Begin Entries shown

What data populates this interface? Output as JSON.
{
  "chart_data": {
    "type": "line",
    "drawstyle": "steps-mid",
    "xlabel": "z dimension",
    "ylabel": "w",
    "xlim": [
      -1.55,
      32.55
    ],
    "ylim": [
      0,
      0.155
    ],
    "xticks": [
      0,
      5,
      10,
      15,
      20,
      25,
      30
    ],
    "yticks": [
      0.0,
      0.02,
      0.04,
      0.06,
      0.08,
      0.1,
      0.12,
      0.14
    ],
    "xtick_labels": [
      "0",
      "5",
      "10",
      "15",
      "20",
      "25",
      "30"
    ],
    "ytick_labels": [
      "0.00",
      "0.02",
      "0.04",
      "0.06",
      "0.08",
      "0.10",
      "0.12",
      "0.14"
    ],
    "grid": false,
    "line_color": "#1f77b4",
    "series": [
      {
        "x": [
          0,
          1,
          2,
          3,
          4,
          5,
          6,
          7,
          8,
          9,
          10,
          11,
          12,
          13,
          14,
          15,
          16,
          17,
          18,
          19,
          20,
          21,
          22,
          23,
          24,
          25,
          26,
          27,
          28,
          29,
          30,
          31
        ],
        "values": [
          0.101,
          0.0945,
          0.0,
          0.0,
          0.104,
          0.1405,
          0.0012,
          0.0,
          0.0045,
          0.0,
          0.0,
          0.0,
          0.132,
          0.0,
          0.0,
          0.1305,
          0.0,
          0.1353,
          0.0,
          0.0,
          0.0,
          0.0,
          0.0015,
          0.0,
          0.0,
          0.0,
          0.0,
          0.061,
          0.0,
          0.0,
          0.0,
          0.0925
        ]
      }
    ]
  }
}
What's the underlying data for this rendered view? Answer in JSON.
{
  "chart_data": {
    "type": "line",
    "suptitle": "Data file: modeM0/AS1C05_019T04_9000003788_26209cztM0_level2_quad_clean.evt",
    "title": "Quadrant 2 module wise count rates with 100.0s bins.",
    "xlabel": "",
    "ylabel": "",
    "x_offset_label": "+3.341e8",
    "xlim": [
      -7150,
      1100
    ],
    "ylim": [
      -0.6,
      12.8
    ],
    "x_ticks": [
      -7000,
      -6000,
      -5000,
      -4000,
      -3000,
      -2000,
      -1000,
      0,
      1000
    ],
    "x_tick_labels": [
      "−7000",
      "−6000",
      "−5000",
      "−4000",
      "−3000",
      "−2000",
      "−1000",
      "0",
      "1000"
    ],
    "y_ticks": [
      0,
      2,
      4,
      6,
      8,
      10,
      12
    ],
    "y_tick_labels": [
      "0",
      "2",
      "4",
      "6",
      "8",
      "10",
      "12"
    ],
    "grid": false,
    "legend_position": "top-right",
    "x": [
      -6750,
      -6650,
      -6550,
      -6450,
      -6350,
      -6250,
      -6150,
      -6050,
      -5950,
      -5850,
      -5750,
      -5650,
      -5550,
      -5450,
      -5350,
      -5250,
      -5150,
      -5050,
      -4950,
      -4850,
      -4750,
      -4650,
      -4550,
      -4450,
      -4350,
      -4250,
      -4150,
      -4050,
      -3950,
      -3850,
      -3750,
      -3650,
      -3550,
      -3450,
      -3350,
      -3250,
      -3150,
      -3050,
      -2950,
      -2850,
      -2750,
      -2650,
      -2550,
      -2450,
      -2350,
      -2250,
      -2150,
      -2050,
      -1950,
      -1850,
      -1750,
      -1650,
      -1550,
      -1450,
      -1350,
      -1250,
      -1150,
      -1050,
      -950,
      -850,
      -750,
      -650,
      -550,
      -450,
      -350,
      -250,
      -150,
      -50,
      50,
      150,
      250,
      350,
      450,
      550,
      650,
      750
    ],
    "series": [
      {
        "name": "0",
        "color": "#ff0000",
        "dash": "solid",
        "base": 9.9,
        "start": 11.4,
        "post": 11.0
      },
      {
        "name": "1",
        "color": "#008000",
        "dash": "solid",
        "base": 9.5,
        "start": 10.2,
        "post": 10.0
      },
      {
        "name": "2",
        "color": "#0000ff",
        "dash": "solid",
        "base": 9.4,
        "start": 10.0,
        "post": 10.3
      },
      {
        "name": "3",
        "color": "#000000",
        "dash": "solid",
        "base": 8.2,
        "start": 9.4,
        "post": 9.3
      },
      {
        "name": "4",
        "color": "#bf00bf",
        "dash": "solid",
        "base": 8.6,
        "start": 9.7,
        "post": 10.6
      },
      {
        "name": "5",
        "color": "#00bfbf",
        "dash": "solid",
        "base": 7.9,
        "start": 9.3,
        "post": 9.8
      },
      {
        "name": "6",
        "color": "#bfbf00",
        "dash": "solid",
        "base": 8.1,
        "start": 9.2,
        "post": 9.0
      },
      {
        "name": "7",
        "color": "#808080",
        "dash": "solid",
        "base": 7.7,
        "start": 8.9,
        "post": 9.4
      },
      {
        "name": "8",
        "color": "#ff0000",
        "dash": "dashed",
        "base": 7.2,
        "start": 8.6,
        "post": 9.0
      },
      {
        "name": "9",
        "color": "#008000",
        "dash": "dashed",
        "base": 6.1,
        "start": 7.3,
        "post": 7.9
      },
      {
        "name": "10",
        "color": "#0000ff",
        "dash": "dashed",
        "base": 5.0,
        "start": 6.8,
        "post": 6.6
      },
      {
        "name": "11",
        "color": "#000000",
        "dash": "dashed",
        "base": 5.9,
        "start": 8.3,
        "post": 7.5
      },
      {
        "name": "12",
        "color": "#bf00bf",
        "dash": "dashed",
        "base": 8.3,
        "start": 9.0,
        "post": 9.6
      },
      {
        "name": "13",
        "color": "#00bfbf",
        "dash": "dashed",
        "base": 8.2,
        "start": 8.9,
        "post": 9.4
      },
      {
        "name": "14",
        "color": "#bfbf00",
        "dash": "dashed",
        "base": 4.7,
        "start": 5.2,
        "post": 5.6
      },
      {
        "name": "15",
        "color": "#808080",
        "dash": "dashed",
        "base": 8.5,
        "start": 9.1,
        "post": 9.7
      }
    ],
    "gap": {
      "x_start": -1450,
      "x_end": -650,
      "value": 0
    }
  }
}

End Entries shown

Output every entry shown above, exactly.

What data populates this interface? Output as JSON.
{
  "chart_data": {
    "type": "line",
    "drawstyle": "steps-mid",
    "xlabel": "z dimension",
    "ylabel": "w",
    "xlim": [
      -1.55,
      32.55
    ],
    "ylim": [
      0,
      0.155
    ],
    "xticks": [
      0,
      5,
      10,
      15,
      20,
      25,
      30
    ],
    "yticks": [
      0.0,
      0.02,
      0.04,
      0.06,
      0.08,
      0.1,
      0.12,
      0.14
    ],
    "xtick_labels": [
      "0",
      "5",
      "10",
      "15",
      "20",
      "25",
      "30"
    ],
    "ytick_labels": [
      "0.00",
      "0.02",
      "0.04",
      "0.06",
      "0.08",
      "0.10",
      "0.12",
      "0.14"
    ],
    "grid": false,
    "line_color": "#1f77b4",
    "series": [
      {
        "x": [
          0,
          1,
          2,
          3,
          4,
          5,
          6,
          7,
          8,
          9,
          10,
          11,
          12,
          13,
          14,
          15,
          16,
          17,
          18,
          19,
          20,
          21,
          22,
          23,
          24,
          25,
          26,
          27,
          28,
          29,
          30,
          31
        ],
        "values": [
          0.101,
          0.0945,
          0.0,
          0.0,
          0.104,
          0.1405,
          0.0012,
          0.0,
          0.0045,
          0.0,
          0.0,
          0.0,
          0.132,
          0.0,
          0.0,
          0.1305,
          0.0,
          0.1353,
          0.0,
          0.0,
          0.0,
          0.0,
          0.0015,
          0.0,
          0.0,
          0.0,
          0.0,
          0.061,
          0.0,
          0.0,
          0.0,
          0.0925
        ]
      }
    ]
  }
}
What's the underlying data for this rendered view? Answer in JSON.
{
  "chart_data": {
    "type": "line",
    "suptitle": "Data file: modeM0/AS1C05_019T04_9000003788_26209cztM0_level2_quad_clean.evt",
    "title": "Quadrant 2 module wise count rates with 100.0s bins.",
    "xlabel": "",
    "ylabel": "",
    "x_offset_label": "+3.341e8",
    "xlim": [
      -7150,
      1100
    ],
    "ylim": [
      -0.6,
      12.8
    ],
    "x_ticks": [
      -7000,
      -6000,
      -5000,
      -4000,
      -3000,
      -2000,
      -1000,
      0,
      1000
    ],
    "x_tick_labels": [
      "−7000",
      "−6000",
      "−5000",
      "−4000",
      "−3000",
      "−2000",
      "−1000",
      "0",
      "1000"
    ],
    "y_ticks": [
      0,
      2,
      4,
      6,
      8,
      10,
      12
    ],
    "y_tick_labels": [
      "0",
      "2",
      "4",
      "6",
      "8",
      "10",
      "12"
    ],
    "grid": false,
    "legend_position": "top-right",
    "x": [
      -6750,
      -6650,
      -6550,
      -6450,
      -6350,
      -6250,
      -6150,
      -6050,
      -5950,
      -5850,
      -5750,
      -5650,
      -5550,
      -5450,
      -5350,
      -5250,
      -5150,
      -5050,
      -4950,
      -4850,
      -4750,
      -4650,
      -4550,
      -4450,
      -4350,
      -4250,
      -4150,
      -4050,
      -3950,
      -3850,
      -3750,
      -3650,
      -3550,
      -3450,
      -3350,
      -3250,
      -3150,
      -3050,
      -2950,
      -2850,
      -2750,
      -2650,
      -2550,
      -2450,
      -2350,
      -2250,
      -2150,
      -2050,
      -1950,
      -1850,
      -1750,
      -1650,
      -1550,
      -1450,
      -1350,
      -1250,
      -1150,
      -1050,
      -950,
      -850,
      -750,
      -650,
      -550,
      -450,
      -350,
      -250,
      -150,
      -50,
      50,
      150,
      250,
      350,
      450,
      550,
      650,
      750
    ],
    "series": [
      {
        "name": "0",
        "color": "#ff0000",
        "dash": "solid",
        "base": 9.9,
        "start": 11.4,
        "post": 11.0
      },
      {
        "name": "1",
        "color": "#008000",
        "dash": "solid",
        "base": 9.5,
        "start": 10.2,
        "post": 10.0
      },
      {
        "name": "2",
        "color": "#0000ff",
        "dash": "solid",
        "base": 9.4,
        "start": 10.0,
        "post": 10.3
      },
      {
        "name": "3",
        "color": "#000000",
        "dash": "solid",
        "base": 8.2,
        "start": 9.4,
        "post": 9.3
      },
      {
        "name": "4",
        "color": "#bf00bf",
        "dash": "solid",
        "base": 8.6,
        "start": 9.7,
        "post": 10.6
      },
      {
        "name": "5",
        "color": "#00bfbf",
        "dash": "solid",
        "base": 7.9,
        "start": 9.3,
        "post": 9.8
      },
      {
        "name": "6",
        "color": "#bfbf00",
        "dash": "solid",
        "base": 8.1,
        "start": 9.2,
        "post": 9.0
      },
      {
        "name": "7",
        "color": "#808080",
        "dash": "solid",
        "base": 7.7,
        "start": 8.9,
        "post": 9.4
      },
      {
        "name": "8",
        "color": "#ff0000",
        "dash": "dashed",
        "base": 7.2,
        "start": 8.6,
        "post": 9.0
      },
      {
        "name": "9",
        "color": "#008000",
        "dash": "dashed",
        "base": 6.1,
        "start": 7.3,
        "post": 7.9
      },
      {
        "name": "10",
        "color": "#0000ff",
        "dash": "dashed",
        "base": 5.0,
        "start": 6.8,
        "post": 6.6
      },
      {
        "name": "11",
        "color": "#000000",
        "dash": "dashed",
        "base": 5.9,
        "start": 8.3,
        "post": 7.5
      },
      {
        "name": "12",
        "color": "#bf00bf",
        "dash": "dashed",
        "base": 8.3,
        "start": 9.0,
        "post": 9.6
      },
      {
        "name": "13",
        "color": "#00bfbf",
        "dash": "dashed",
        "base": 8.2,
        "start": 8.9,
        "post": 9.4
      },
      {
        "name": "14",
        "color": "#bfbf00",
        "dash": "dashed",
        "base": 4.7,
        "start": 5.2,
        "post": 5.6
      },
      {
        "name": "15",
        "color": "#808080",
        "dash": "dashed",
        "base": 8.5,
        "start": 9.1,
        "post": 9.7
      }
    ],
    "gap": {
      "x_start": -1450,
      "x_end": -650,
      "value": 0
    }
  }
}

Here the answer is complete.